**Source records**
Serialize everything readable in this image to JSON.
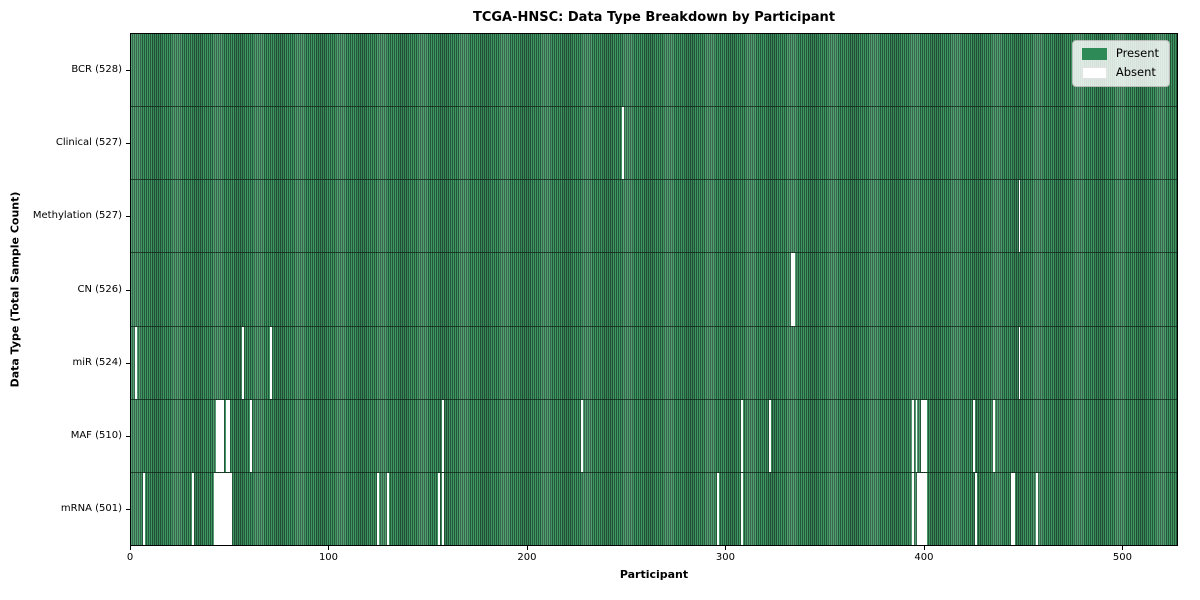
{
  "title": "TCGA-HNSC: Data Type Breakdown by Participant",
  "xlabel": "Participant",
  "ylabel": "Data Type (Total Sample Count)",
  "legend": {
    "present_label": "Present",
    "absent_label": "Absent"
  },
  "colors": {
    "present": "#2e8b57",
    "present_stripe_light": "#3e9662",
    "present_stripe_dark": "#25573a",
    "absent": "#ffffff"
  },
  "chart_data": {
    "type": "heatmap",
    "title": "TCGA-HNSC: Data Type Breakdown by Participant",
    "xlabel": "Participant",
    "ylabel": "Data Type (Total Sample Count)",
    "xlim": [
      0,
      528
    ],
    "x_ticks": [
      0,
      100,
      200,
      300,
      400,
      500
    ],
    "legend": [
      "Present",
      "Absent"
    ],
    "legend_position": "upper right",
    "grid": false,
    "total_participants": 528,
    "rows": [
      {
        "label": "BCR (528)",
        "data_type": "BCR",
        "count": 528,
        "absent_participants": []
      },
      {
        "label": "Clinical (527)",
        "data_type": "Clinical",
        "count": 527,
        "absent_participants": [
          248
        ]
      },
      {
        "label": "Methylation (527)",
        "data_type": "Methylation",
        "count": 527,
        "absent_participants": [
          448
        ]
      },
      {
        "label": "CN (526)",
        "data_type": "CN",
        "count": 526,
        "absent_participants": [
          333,
          334
        ]
      },
      {
        "label": "miR (524)",
        "data_type": "miR",
        "count": 524,
        "absent_participants": [
          2,
          56,
          70,
          448
        ]
      },
      {
        "label": "MAF (510)",
        "data_type": "MAF",
        "count": 510,
        "absent_participants": [
          43,
          44,
          45,
          46,
          48,
          49,
          60,
          157,
          227,
          308,
          322,
          394,
          396,
          399,
          400,
          401,
          425,
          435
        ]
      },
      {
        "label": "mRNA (501)",
        "data_type": "mRNA",
        "count": 501,
        "absent_participants": [
          6,
          31,
          42,
          43,
          44,
          45,
          46,
          47,
          48,
          49,
          50,
          124,
          129,
          155,
          157,
          296,
          308,
          394,
          397,
          398,
          399,
          400,
          401,
          426,
          444,
          445,
          457
        ]
      }
    ]
  }
}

**Task to complete**
The answer must be an exact reproduction of the records, with every picture left out.

**Written answer**
Serialize everything readable in this image to JSON.
{
  "title": "TCGA-HNSC: Data Type Breakdown by Participant",
  "xlabel": "Participant",
  "ylabel": "Data Type (Total Sample Count)",
  "legend": {
    "present_label": "Present",
    "absent_label": "Absent"
  },
  "colors": {
    "present": "#2e8b57",
    "present_stripe_light": "#3e9662",
    "present_stripe_dark": "#25573a",
    "absent": "#ffffff"
  },
  "chart_data": {
    "type": "heatmap",
    "title": "TCGA-HNSC: Data Type Breakdown by Participant",
    "xlabel": "Participant",
    "ylabel": "Data Type (Total Sample Count)",
    "xlim": [
      0,
      528
    ],
    "x_ticks": [
      0,
      100,
      200,
      300,
      400,
      500
    ],
    "legend": [
      "Present",
      "Absent"
    ],
    "legend_position": "upper right",
    "grid": false,
    "total_participants": 528,
    "rows": [
      {
        "label": "BCR (528)",
        "data_type": "BCR",
        "count": 528,
        "absent_participants": []
      },
      {
        "label": "Clinical (527)",
        "data_type": "Clinical",
        "count": 527,
        "absent_participants": [
          248
        ]
      },
      {
        "label": "Methylation (527)",
        "data_type": "Methylation",
        "count": 527,
        "absent_participants": [
          448
        ]
      },
      {
        "label": "CN (526)",
        "data_type": "CN",
        "count": 526,
        "absent_participants": [
          333,
          334
        ]
      },
      {
        "label": "miR (524)",
        "data_type": "miR",
        "count": 524,
        "absent_participants": [
          2,
          56,
          70,
          448
        ]
      },
      {
        "label": "MAF (510)",
        "data_type": "MAF",
        "count": 510,
        "absent_participants": [
          43,
          44,
          45,
          46,
          48,
          49,
          60,
          157,
          227,
          308,
          322,
          394,
          396,
          399,
          400,
          401,
          425,
          435
        ]
      },
      {
        "label": "mRNA (501)",
        "data_type": "mRNA",
        "count": 501,
        "absent_participants": [
          6,
          31,
          42,
          43,
          44,
          45,
          46,
          47,
          48,
          49,
          50,
          124,
          129,
          155,
          157,
          296,
          308,
          394,
          397,
          398,
          399,
          400,
          401,
          426,
          444,
          445,
          457
        ]
      }
    ]
  }
}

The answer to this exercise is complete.